For each line below that includes the word "Section", make a copy.

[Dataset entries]
--
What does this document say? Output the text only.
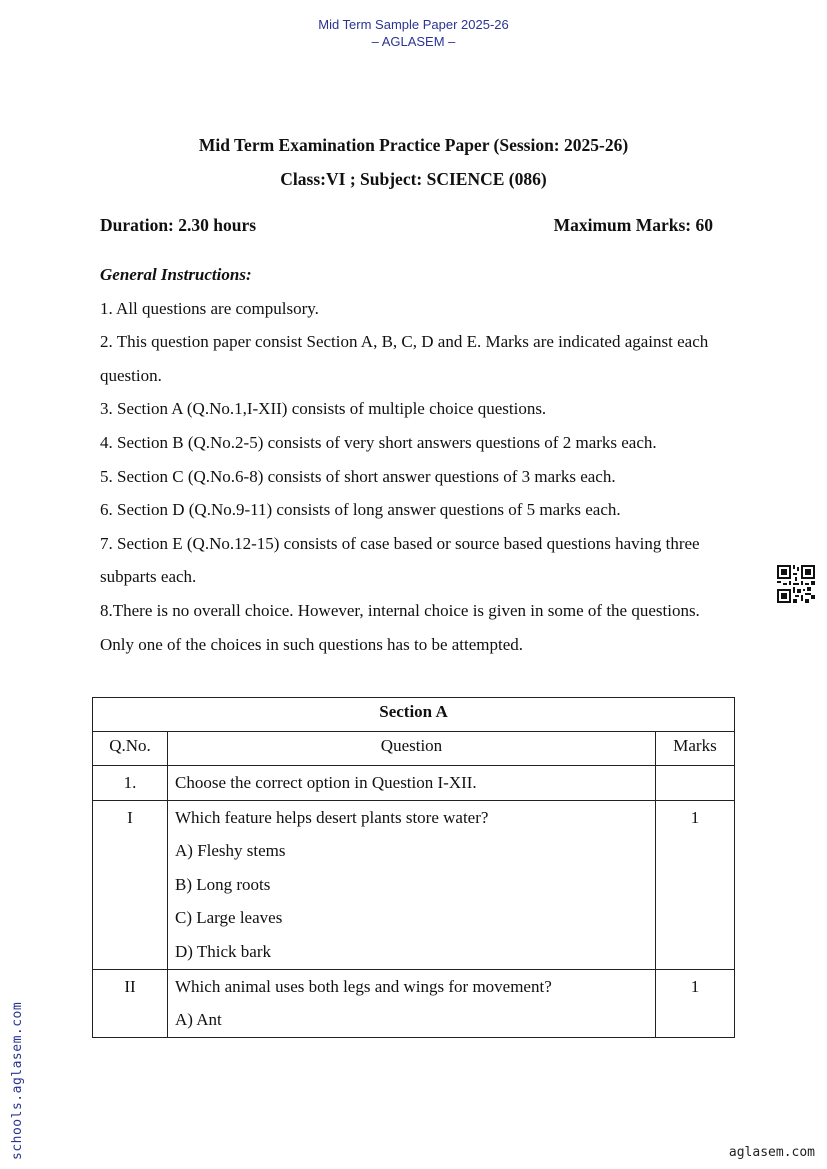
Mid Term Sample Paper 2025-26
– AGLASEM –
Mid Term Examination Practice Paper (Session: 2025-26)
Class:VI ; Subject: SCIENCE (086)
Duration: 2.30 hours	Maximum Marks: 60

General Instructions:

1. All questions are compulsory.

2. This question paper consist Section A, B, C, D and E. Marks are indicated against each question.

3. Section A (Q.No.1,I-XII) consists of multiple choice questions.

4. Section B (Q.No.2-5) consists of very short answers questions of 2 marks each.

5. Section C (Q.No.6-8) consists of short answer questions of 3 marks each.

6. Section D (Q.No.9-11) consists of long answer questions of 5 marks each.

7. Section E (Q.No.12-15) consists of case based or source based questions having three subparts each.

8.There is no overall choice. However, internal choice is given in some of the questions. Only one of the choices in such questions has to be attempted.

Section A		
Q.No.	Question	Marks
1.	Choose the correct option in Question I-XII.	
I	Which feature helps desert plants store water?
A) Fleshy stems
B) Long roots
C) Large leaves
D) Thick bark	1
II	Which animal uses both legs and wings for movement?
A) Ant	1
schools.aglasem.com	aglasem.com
--
--- OUTPUT ---
2. This question paper consist Section A, B, C, D and E. Marks are indicated against each question.
3. Section A (Q.No.1,I-XII) consists of multiple choice questions.
4. Section B (Q.No.2-5) consists of very short answers questions of 2 marks each.
5. Section C (Q.No.6-8) consists of short answer questions of 3 marks each.
6. Section D (Q.No.9-11) consists of long answer questions of 5 marks each.
7. Section E (Q.No.12-15) consists of case based or source based questions having three subparts each.
Section A		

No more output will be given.